Print each of the entries exactly, leaving nothing out.

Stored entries
:::

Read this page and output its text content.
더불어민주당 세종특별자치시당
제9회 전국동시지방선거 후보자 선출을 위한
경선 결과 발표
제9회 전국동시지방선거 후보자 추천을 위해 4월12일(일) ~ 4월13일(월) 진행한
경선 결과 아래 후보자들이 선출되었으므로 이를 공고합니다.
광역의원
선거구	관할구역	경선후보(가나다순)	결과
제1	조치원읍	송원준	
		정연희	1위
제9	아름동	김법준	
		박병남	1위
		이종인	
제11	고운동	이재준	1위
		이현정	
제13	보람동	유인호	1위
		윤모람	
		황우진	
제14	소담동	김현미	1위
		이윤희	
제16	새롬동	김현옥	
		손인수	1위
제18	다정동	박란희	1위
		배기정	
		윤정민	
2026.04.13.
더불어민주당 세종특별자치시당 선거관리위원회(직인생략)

:::

# Output for this task
Read this page and output its text content.
더불어민주당 세종특별자치시당
제9회 전국동시지방선거 후보자 선출을 위한
경선 결과 발표
제9회 전국동시지방선거 후보자 추천을 위해 4월12일(일) ~ 4월13일(월) 진행한
경선 결과 아래 후보자들이 선출되었으므로 이를 공고합니다.
광역의원
선거구	관할구역	경선후보(가나다순)	결과
제1	조치원읍	송원준	
		정연희	1위
제9	아름동	김법준	
		박병남	1위
		이종인	
제11	고운동	이재준	1위
		이현정	
제13	보람동	유인호	1위
		윤모람	
		황우진	
제14	소담동	김현미	1위
		이윤희	
제16	새롬동	김현옥	
		손인수	1위
제18	다정동	박란희	1위
		배기정	
		윤정민	
2026.04.13.
더불어민주당 세종특별자치시당 선거관리위원회(직인생략)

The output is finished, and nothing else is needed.